*Problem to work on*: Exactly as given, repeat all of the entries.

*Provided information*:
★ ★ ★ ★ ★
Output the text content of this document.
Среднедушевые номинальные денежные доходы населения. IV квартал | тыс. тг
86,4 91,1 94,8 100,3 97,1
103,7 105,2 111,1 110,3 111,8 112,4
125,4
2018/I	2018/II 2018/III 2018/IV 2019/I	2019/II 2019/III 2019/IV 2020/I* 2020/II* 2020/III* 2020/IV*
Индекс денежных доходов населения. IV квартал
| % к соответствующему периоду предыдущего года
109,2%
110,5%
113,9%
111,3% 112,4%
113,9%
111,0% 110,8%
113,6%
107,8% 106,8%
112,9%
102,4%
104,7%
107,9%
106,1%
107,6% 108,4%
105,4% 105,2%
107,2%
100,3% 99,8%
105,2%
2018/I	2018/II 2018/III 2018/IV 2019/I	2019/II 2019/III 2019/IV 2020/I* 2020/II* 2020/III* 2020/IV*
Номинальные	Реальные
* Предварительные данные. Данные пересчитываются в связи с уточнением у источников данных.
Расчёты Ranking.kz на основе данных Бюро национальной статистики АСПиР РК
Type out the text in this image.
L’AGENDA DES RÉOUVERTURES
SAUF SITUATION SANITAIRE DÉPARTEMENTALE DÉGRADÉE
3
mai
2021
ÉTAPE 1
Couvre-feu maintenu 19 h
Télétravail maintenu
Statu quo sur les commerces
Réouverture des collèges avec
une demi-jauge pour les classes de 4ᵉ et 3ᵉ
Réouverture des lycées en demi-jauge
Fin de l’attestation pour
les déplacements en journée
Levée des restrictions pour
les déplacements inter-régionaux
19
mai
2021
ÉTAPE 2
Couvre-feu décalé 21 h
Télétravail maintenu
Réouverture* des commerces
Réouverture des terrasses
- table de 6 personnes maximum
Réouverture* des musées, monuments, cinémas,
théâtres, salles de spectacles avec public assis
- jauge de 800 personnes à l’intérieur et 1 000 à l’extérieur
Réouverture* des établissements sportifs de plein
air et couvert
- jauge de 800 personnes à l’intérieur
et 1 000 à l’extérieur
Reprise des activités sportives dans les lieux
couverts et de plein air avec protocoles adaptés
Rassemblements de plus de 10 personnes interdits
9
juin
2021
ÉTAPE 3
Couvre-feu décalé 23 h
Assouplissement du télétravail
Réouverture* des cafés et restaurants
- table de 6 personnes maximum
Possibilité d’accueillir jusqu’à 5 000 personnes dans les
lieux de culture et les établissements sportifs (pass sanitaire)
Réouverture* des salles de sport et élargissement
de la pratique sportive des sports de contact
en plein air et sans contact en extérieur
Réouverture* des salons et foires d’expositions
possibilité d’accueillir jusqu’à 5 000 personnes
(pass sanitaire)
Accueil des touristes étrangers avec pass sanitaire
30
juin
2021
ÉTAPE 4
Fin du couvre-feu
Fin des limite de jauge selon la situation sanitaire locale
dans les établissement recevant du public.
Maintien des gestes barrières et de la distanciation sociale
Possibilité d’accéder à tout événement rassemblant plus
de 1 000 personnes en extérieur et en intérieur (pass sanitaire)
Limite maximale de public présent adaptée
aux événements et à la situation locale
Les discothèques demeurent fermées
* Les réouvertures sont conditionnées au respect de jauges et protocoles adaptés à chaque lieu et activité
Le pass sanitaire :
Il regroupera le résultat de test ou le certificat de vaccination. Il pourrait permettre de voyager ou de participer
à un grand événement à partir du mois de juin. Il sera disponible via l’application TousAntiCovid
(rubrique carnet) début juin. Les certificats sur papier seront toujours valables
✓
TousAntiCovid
★ ★ ★ ★ ★
*Response for this exercise*:
Output the text content of this document.
Среднедушевые номинальные денежные доходы населения. IV квартал | тыс. тг
86,4 91,1 94,8 100,3 97,1
103,7 105,2 111,1 110,3 111,8 112,4
125,4
2018/I	2018/II 2018/III 2018/IV 2019/I	2019/II 2019/III 2019/IV 2020/I* 2020/II* 2020/III* 2020/IV*
Индекс денежных доходов населения. IV квартал
| % к соответствующему периоду предыдущего года
109,2%
110,5%
113,9%
111,3% 112,4%
113,9%
111,0% 110,8%
113,6%
107,8% 106,8%
112,9%
102,4%
104,7%
107,9%
106,1%
107,6% 108,4%
105,4% 105,2%
107,2%
100,3% 99,8%
105,2%
2018/I	2018/II 2018/III 2018/IV 2019/I	2019/II 2019/III 2019/IV 2020/I* 2020/II* 2020/III* 2020/IV*
Номинальные	Реальные
* Предварительные данные. Данные пересчитываются в связи с уточнением у источников данных.
Расчёты Ranking.kz на основе данных Бюро национальной статистики АСПиР РК
Type out the text in this image.
L’AGENDA DES RÉOUVERTURES
SAUF SITUATION SANITAIRE DÉPARTEMENTALE DÉGRADÉE
3
mai
2021
ÉTAPE 1
Couvre-feu maintenu 19 h
Télétravail maintenu
Statu quo sur les commerces
Réouverture des collèges avec
une demi-jauge pour les classes de 4ᵉ et 3ᵉ
Réouverture des lycées en demi-jauge
Fin de l’attestation pour
les déplacements en journée
Levée des restrictions pour
les déplacements inter-régionaux
19
mai
2021
ÉTAPE 2
Couvre-feu décalé 21 h
Télétravail maintenu
Réouverture* des commerces
Réouverture des terrasses
- table de 6 personnes maximum
Réouverture* des musées, monuments, cinémas,
théâtres, salles de spectacles avec public assis
- jauge de 800 personnes à l’intérieur et 1 000 à l’extérieur
Réouverture* des établissements sportifs de plein
air et couvert
- jauge de 800 personnes à l’intérieur
et 1 000 à l’extérieur
Reprise des activités sportives dans les lieux
couverts et de plein air avec protocoles adaptés
Rassemblements de plus de 10 personnes interdits
9
juin
2021
ÉTAPE 3
Couvre-feu décalé 23 h
Assouplissement du télétravail
Réouverture* des cafés et restaurants
- table de 6 personnes maximum
Possibilité d’accueillir jusqu’à 5 000 personnes dans les
lieux de culture et les établissements sportifs (pass sanitaire)
Réouverture* des salles de sport et élargissement
de la pratique sportive des sports de contact
en plein air et sans contact en extérieur
Réouverture* des salons et foires d’expositions
possibilité d’accueillir jusqu’à 5 000 personnes
(pass sanitaire)
Accueil des touristes étrangers avec pass sanitaire
30
juin
2021
ÉTAPE 4
Fin du couvre-feu
Fin des limite de jauge selon la situation sanitaire locale
dans les établissement recevant du public.
Maintien des gestes barrières et de la distanciation sociale
Possibilité d’accéder à tout événement rassemblant plus
de 1 000 personnes en extérieur et en intérieur (pass sanitaire)
Limite maximale de public présent adaptée
aux événements et à la situation locale
Les discothèques demeurent fermées
* Les réouvertures sont conditionnées au respect de jauges et protocoles adaptés à chaque lieu et activité
Le pass sanitaire :
Il regroupera le résultat de test ou le certificat de vaccination. Il pourrait permettre de voyager ou de participer
à un grand événement à partir du mois de juin. Il sera disponible via l’application TousAntiCovid
(rubrique carnet) début juin. Les certificats sur papier seront toujours valables
✓
TousAntiCovid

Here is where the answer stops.